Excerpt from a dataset
★ ★ ★

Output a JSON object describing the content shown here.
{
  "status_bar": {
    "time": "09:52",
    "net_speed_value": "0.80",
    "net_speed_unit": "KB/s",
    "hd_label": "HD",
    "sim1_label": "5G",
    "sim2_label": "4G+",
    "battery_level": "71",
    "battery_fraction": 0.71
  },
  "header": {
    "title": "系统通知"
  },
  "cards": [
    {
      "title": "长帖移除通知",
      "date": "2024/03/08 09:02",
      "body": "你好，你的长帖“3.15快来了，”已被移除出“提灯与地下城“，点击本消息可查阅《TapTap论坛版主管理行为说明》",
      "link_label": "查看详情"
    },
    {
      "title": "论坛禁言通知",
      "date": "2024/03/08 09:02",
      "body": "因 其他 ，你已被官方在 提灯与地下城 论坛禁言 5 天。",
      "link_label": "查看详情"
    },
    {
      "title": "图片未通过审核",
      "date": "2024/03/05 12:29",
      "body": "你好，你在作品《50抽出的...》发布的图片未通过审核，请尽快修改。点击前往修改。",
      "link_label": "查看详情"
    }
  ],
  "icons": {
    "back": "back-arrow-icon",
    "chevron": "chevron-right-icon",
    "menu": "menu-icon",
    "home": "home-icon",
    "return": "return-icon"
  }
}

★ ★ ★

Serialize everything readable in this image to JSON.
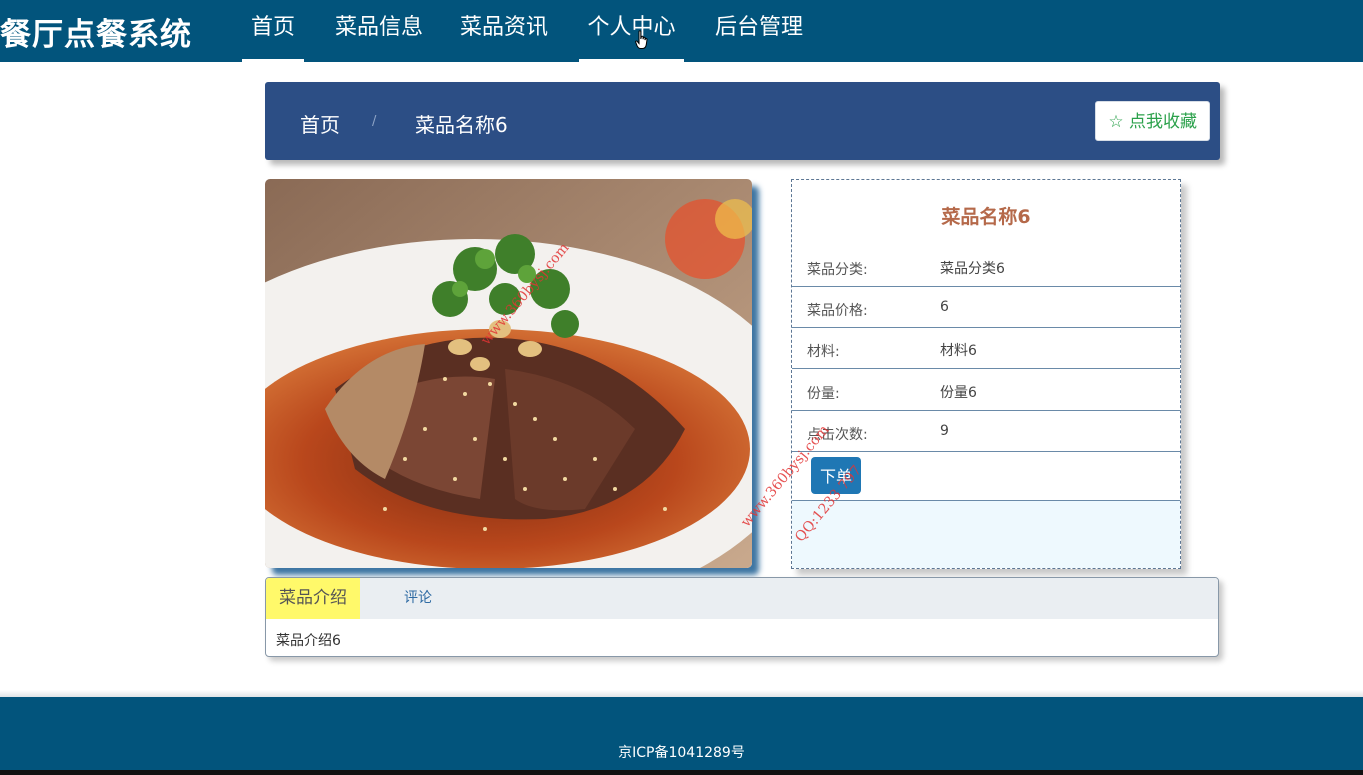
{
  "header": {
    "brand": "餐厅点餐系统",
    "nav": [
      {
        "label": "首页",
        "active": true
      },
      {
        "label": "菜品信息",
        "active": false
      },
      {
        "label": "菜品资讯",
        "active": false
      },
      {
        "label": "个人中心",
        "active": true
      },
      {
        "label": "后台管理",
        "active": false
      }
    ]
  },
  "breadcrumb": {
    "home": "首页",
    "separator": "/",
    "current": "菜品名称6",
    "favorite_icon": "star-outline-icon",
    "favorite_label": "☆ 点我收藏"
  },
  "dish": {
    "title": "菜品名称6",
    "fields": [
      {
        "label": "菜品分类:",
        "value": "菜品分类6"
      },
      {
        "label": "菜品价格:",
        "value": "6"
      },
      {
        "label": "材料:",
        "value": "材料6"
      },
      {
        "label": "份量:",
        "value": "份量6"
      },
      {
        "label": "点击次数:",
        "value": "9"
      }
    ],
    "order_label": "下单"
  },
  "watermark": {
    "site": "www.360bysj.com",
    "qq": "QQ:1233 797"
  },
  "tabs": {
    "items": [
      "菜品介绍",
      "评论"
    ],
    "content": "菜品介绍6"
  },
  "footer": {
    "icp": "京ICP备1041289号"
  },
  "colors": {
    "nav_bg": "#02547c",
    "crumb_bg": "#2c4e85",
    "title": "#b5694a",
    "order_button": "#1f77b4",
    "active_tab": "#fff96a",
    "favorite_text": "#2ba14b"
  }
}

★ ★ ★

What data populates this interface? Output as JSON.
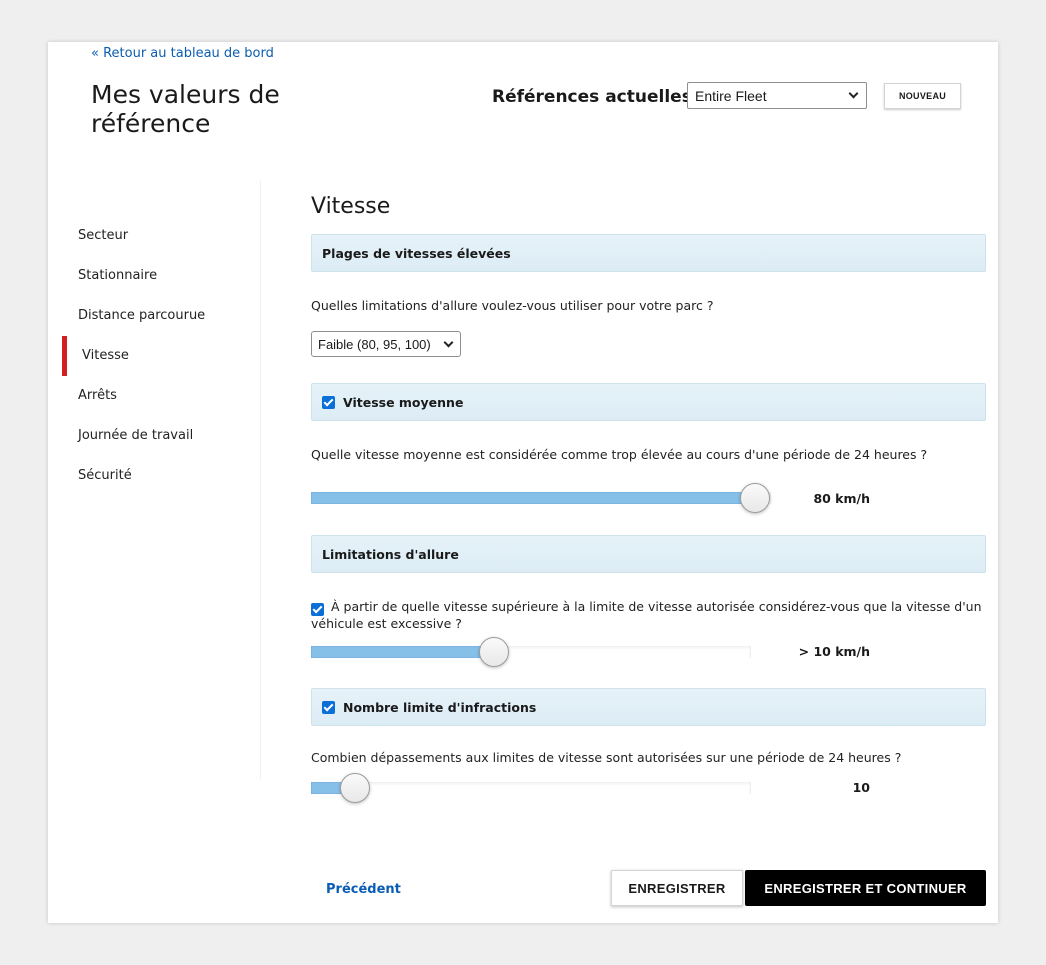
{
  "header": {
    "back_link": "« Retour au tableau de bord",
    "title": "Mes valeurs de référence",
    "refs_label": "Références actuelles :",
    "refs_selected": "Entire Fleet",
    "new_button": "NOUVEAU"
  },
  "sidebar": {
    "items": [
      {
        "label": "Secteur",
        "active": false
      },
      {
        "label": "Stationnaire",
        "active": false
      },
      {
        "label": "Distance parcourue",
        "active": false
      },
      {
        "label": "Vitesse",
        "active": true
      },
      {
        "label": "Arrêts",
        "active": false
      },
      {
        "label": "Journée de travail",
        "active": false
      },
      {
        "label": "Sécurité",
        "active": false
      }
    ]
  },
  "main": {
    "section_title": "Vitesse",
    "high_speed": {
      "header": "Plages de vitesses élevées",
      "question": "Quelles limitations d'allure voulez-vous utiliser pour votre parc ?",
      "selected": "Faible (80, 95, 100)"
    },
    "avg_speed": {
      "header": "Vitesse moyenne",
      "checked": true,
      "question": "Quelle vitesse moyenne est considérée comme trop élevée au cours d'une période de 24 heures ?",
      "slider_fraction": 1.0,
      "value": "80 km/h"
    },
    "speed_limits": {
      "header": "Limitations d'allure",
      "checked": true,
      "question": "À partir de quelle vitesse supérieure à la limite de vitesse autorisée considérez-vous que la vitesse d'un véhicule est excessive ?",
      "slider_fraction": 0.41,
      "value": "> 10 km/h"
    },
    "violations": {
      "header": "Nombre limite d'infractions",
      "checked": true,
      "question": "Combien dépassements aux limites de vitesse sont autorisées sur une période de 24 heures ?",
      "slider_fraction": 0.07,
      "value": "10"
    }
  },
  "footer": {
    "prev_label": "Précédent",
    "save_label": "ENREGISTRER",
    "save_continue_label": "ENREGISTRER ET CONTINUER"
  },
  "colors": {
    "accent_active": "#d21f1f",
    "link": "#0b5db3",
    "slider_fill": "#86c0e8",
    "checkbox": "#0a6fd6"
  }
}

★ ★ ★

EXERCISE INSTRUCTIONS:
In the listing, find all lines with the string "header" and copy them.

ANSWER FOR THE TASK:
  "header": {
  "header": {
  "header": {
      "header": "Plages de vitesses élevées",
      "header": "Vitesse moyenne",
      "header": "Limitations d'allure",
      "header": "Nombre limite d'infractions",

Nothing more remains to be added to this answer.